- PROBLÈMES À RÉSOUDRE -
(a) Résumez en deux phrases le texte sur l'IA chez France Travail.
(b) D'après le texte sur l'IA chez France Travail, quel motif accompagne la clôture des requêtes restées sans réponse ?
(c) Poursuivez, s'il vous plaît, le texte sur l'IA chez France Travail à partir de sa dernière phrase.

IA- Intelligence Artificielle chez France Travail
Ressenti de l'usager : Négatif
Les réclamations sont faites par un être humain, le demandeur d'emploi ; les réponses données aux réclamations semblent, en observant les réponses qui sont indiquées : des réponses incohérentes, hors-sujets, voire redondantes. On est donc en droit de se demander si c'est bel et bien une conseillère qui répond. De la même manière qu'une requête, adressée à la conseillère chargée de l'indemnisation, semble là aussi être traitée par une IA. Là aussi, si je prends connaissance de la réponse donnée, elle est : soit incohérente, soit hors-sujet ; sinon des requêtes qui restent sans réponse, faisant l'objet d'une "clôture de conversation pour demande déjà traitée". Donc incohérence aussi. L'IA a tellement été adoptée volontairement ou non, par les effectifs de France Travail, que les agents publics de ce service lui font confiance yeux fermés, sans se poser de questions, allant même jusqu'à considérer l'usager comme en porte-à-faux, et que c'est leur système informatique qui est forcément juste, conforme à "la réglementation". Se déplacer à l'accueil de l'agence de proximité reste un échec, car là aussi, bien que ce soit un être humain qui vous reçoit, elle agit, parle et répond comme l'Intelligence Artificielle, sans se demander si elle a bien compris ce que réclame l'usager, le demandeur d'emploi. Une liste des réclamations ainsi que le contenu des réponses données avait été adressée auprès d'un défenseur des droits, entre autre documents, pour dénoncer le dysfonctionnement de ce service public décidément défaillant, fade, qui ne sert plus vraiment le public, en tout cas un service qui délaisse une partie des citoyens français.

[Enregistrements de données]

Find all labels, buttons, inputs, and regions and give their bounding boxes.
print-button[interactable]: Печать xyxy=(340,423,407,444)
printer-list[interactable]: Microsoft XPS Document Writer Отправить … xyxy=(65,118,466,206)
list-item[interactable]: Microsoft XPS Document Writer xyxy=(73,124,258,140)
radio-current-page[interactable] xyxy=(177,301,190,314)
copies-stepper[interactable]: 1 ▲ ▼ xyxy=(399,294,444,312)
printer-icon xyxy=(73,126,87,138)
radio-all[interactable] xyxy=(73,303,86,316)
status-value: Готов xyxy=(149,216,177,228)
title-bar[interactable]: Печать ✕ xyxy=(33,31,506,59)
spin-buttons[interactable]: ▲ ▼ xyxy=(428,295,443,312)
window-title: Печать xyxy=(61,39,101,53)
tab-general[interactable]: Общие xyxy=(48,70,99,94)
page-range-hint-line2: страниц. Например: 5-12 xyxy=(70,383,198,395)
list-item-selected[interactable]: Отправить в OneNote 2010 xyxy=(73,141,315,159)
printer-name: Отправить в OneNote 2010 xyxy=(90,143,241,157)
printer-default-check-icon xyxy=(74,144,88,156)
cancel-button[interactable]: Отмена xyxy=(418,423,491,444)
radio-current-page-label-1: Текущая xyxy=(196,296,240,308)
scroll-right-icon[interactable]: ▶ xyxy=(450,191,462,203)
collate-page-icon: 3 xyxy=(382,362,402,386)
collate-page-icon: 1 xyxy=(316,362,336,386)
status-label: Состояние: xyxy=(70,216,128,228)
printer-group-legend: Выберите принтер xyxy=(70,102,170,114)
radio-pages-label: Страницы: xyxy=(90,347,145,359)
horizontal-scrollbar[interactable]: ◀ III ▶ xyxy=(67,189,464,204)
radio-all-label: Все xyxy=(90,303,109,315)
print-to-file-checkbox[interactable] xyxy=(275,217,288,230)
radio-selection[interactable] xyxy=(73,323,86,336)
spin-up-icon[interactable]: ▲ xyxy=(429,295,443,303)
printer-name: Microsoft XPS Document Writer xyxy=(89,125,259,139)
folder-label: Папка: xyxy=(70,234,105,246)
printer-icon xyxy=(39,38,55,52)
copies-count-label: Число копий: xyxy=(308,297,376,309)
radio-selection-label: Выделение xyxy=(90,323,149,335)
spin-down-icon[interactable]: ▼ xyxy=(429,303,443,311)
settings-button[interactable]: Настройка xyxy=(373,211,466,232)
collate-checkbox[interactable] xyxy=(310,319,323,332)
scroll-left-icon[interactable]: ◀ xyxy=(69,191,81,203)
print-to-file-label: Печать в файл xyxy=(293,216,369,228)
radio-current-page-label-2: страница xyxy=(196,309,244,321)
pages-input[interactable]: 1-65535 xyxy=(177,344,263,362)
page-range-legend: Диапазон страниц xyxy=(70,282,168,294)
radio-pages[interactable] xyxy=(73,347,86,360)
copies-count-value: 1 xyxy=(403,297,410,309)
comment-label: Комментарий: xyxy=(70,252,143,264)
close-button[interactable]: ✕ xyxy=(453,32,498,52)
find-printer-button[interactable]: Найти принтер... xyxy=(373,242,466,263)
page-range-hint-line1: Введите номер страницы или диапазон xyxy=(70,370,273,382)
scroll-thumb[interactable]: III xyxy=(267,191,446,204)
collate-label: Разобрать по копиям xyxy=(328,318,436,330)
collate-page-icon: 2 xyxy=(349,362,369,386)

- RÉPONSES DONNÉES -
(a) Selon le texte, les réponses de France Travail aux réclamations et requêtes d'un demandeur d'emploi semblent produites par une IA et sont incohérentes, hors-sujet ou absentes. Même à l'accueil de l'agence, la personne agit comme l'IA, et une liste des réclamations et des réponses a été adressée à un défenseur des droits pour dénoncer ce service public défaillant.

(b) Ces requêtes font l'objet d'une « clôture de conversation pour demande déjà traitée ».

(c)
La CAF -dont les délais à rallonge deviennent criminels : des allocataires qui se retrouvent en carence alimentaire, avec des procédures d'expulsion pour impayés- a-t-elle l'intention de suivre le même chemin ? Un défenseur des droits peut-il agir, oui mais comment lui demander ? Déni de justice, déni de démocratie, on précarise, on marginalise.